Given exercise:
Every line below should be repeated exactly.

Extracted information:
========
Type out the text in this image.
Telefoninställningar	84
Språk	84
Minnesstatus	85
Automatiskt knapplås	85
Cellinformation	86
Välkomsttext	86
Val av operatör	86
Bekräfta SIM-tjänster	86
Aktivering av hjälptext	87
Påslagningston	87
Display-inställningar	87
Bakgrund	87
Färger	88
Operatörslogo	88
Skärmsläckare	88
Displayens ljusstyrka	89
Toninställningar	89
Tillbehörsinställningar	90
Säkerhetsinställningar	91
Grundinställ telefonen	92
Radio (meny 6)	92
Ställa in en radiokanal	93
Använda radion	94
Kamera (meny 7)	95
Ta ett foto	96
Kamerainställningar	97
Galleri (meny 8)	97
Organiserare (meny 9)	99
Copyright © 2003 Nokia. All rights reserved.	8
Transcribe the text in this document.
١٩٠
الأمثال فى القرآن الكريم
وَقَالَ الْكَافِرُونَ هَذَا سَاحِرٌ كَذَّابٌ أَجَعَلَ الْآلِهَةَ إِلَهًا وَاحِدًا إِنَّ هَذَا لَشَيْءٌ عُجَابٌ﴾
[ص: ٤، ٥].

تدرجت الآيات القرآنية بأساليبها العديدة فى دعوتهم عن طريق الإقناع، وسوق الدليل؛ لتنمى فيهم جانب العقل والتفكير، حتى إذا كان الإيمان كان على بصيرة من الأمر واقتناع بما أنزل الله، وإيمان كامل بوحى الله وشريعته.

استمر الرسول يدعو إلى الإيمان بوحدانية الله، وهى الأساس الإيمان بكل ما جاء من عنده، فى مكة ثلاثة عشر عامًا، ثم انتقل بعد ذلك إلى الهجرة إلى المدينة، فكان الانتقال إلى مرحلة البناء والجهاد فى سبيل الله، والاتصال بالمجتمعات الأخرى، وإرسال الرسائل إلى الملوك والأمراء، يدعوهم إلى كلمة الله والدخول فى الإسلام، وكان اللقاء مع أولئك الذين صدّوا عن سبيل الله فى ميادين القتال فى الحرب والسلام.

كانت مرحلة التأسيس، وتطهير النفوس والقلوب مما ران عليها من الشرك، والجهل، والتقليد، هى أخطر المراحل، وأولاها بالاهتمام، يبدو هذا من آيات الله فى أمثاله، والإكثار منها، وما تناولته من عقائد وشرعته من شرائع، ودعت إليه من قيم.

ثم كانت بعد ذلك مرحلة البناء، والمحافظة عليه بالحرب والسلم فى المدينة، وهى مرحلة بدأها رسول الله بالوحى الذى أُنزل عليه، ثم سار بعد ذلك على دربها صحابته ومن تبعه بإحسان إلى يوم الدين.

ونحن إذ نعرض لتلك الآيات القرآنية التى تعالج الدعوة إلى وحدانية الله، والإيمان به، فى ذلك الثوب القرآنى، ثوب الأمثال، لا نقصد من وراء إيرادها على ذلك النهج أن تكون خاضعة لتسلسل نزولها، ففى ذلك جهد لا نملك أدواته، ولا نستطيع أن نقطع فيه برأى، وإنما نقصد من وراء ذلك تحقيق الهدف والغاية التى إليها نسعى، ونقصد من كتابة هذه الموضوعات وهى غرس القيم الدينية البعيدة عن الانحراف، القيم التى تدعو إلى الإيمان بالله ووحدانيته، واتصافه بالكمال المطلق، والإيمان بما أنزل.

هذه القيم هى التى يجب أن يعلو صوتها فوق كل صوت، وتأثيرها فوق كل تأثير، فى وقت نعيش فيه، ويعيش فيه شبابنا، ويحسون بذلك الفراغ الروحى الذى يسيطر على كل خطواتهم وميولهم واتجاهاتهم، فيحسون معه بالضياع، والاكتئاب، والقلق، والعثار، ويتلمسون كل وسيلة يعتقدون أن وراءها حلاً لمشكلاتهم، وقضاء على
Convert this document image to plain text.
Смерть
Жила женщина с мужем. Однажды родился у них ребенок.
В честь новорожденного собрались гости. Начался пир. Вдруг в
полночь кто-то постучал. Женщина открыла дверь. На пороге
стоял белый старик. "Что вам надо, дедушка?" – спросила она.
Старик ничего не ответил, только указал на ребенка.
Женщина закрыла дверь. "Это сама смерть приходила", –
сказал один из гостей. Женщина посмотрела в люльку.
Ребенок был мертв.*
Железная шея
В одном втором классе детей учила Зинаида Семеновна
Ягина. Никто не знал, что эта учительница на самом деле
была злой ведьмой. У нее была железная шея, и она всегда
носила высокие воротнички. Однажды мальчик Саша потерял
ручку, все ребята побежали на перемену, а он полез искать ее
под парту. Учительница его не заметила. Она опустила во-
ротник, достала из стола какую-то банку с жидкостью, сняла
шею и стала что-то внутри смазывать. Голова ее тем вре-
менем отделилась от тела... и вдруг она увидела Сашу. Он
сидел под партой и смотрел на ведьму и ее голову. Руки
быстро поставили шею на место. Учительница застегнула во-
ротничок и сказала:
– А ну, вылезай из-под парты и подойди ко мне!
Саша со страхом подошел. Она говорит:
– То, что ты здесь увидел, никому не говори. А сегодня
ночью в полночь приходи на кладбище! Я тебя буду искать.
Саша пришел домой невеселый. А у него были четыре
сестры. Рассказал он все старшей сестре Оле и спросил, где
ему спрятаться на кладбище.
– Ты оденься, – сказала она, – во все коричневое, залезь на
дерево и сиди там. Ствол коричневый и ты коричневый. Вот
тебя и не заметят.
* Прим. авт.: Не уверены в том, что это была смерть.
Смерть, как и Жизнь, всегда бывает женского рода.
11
========
Written response:
Type out the text in this image.
Telefoninställningar	84
Språk	84
Minnesstatus	85
Automatiskt knapplås	85
Cellinformation	86
Välkomsttext	86
Val av operatör	86
Bekräfta SIM-tjänster	86
Aktivering av hjälptext	87
Påslagningston	87
Display-inställningar	87
Bakgrund	87
Färger	88
Operatörslogo	88
Skärmsläckare	88
Displayens ljusstyrka	89
Toninställningar	89
Tillbehörsinställningar	90
Säkerhetsinställningar	91
Grundinställ telefonen	92
Radio (meny 6)	92
Ställa in en radiokanal	93
Använda radion	94
Kamera (meny 7)	95
Ta ett foto	96
Kamerainställningar	97
Galleri (meny 8)	97
Organiserare (meny 9)	99
Copyright © 2003 Nokia. All rights reserved.	8
Transcribe the text in this document.
١٩٠
الأمثال فى القرآن الكريم
وَقَالَ الْكَافِرُونَ هَذَا سَاحِرٌ كَذَّابٌ أَجَعَلَ الْآلِهَةَ إِلَهًا وَاحِدًا إِنَّ هَذَا لَشَيْءٌ عُجَابٌ﴾
[ص: ٤، ٥].

تدرجت الآيات القرآنية بأساليبها العديدة فى دعوتهم عن طريق الإقناع، وسوق الدليل؛ لتنمى فيهم جانب العقل والتفكير، حتى إذا كان الإيمان كان على بصيرة من الأمر واقتناع بما أنزل الله، وإيمان كامل بوحى الله وشريعته.

استمر الرسول يدعو إلى الإيمان بوحدانية الله، وهى الأساس الإيمان بكل ما جاء من عنده، فى مكة ثلاثة عشر عامًا، ثم انتقل بعد ذلك إلى الهجرة إلى المدينة، فكان الانتقال إلى مرحلة البناء والجهاد فى سبيل الله، والاتصال بالمجتمعات الأخرى، وإرسال الرسائل إلى الملوك والأمراء، يدعوهم إلى كلمة الله والدخول فى الإسلام، وكان اللقاء مع أولئك الذين صدّوا عن سبيل الله فى ميادين القتال فى الحرب والسلام.

كانت مرحلة التأسيس، وتطهير النفوس والقلوب مما ران عليها من الشرك، والجهل، والتقليد، هى أخطر المراحل، وأولاها بالاهتمام، يبدو هذا من آيات الله فى أمثاله، والإكثار منها، وما تناولته من عقائد وشرعته من شرائع، ودعت إليه من قيم.

ثم كانت بعد ذلك مرحلة البناء، والمحافظة عليه بالحرب والسلم فى المدينة، وهى مرحلة بدأها رسول الله بالوحى الذى أُنزل عليه، ثم سار بعد ذلك على دربها صحابته ومن تبعه بإحسان إلى يوم الدين.

ونحن إذ نعرض لتلك الآيات القرآنية التى تعالج الدعوة إلى وحدانية الله، والإيمان به، فى ذلك الثوب القرآنى، ثوب الأمثال، لا نقصد من وراء إيرادها على ذلك النهج أن تكون خاضعة لتسلسل نزولها، ففى ذلك جهد لا نملك أدواته، ولا نستطيع أن نقطع فيه برأى، وإنما نقصد من وراء ذلك تحقيق الهدف والغاية التى إليها نسعى، ونقصد من كتابة هذه الموضوعات وهى غرس القيم الدينية البعيدة عن الانحراف، القيم التى تدعو إلى الإيمان بالله ووحدانيته، واتصافه بالكمال المطلق، والإيمان بما أنزل.

هذه القيم هى التى يجب أن يعلو صوتها فوق كل صوت، وتأثيرها فوق كل تأثير، فى وقت نعيش فيه، ويعيش فيه شبابنا، ويحسون بذلك الفراغ الروحى الذى يسيطر على كل خطواتهم وميولهم واتجاهاتهم، فيحسون معه بالضياع، والاكتئاب، والقلق، والعثار، ويتلمسون كل وسيلة يعتقدون أن وراءها حلاً لمشكلاتهم، وقضاء على
Convert this document image to plain text.
Смерть
Жила женщина с мужем. Однажды родился у них ребенок.
В честь новорожденного собрались гости. Начался пир. Вдруг в
полночь кто-то постучал. Женщина открыла дверь. На пороге
стоял белый старик. "Что вам надо, дедушка?" – спросила она.
Старик ничего не ответил, только указал на ребенка.
Женщина закрыла дверь. "Это сама смерть приходила", –
сказал один из гостей. Женщина посмотрела в люльку.
Ребенок был мертв.*
Железная шея
В одном втором классе детей учила Зинаида Семеновна
Ягина. Никто не знал, что эта учительница на самом деле
была злой ведьмой. У нее была железная шея, и она всегда
носила высокие воротнички. Однажды мальчик Саша потерял
ручку, все ребята побежали на перемену, а он полез искать ее
под парту. Учительница его не заметила. Она опустила во-
ротник, достала из стола какую-то банку с жидкостью, сняла
шею и стала что-то внутри смазывать. Голова ее тем вре-
менем отделилась от тела... и вдруг она увидела Сашу. Он
сидел под партой и смотрел на ведьму и ее голову. Руки
быстро поставили шею на место. Учительница застегнула во-
ротничок и сказала:
– А ну, вылезай из-под парты и подойди ко мне!
Саша со страхом подошел. Она говорит:
– То, что ты здесь увидел, никому не говори. А сегодня
ночью в полночь приходи на кладбище! Я тебя буду искать.
Саша пришел домой невеселый. А у него были четыре
сестры. Рассказал он все старшей сестре Оле и спросил, где
ему спрятаться на кладбище.
– Ты оденься, – сказала она, – во все коричневое, залезь на
дерево и сиди там. Ствол коричневый и ты коричневый. Вот
тебя и не заметят.
* Прим. авт.: Не уверены в том, что это была смерть.
Смерть, как и Жизнь, всегда бывает женского рода.
11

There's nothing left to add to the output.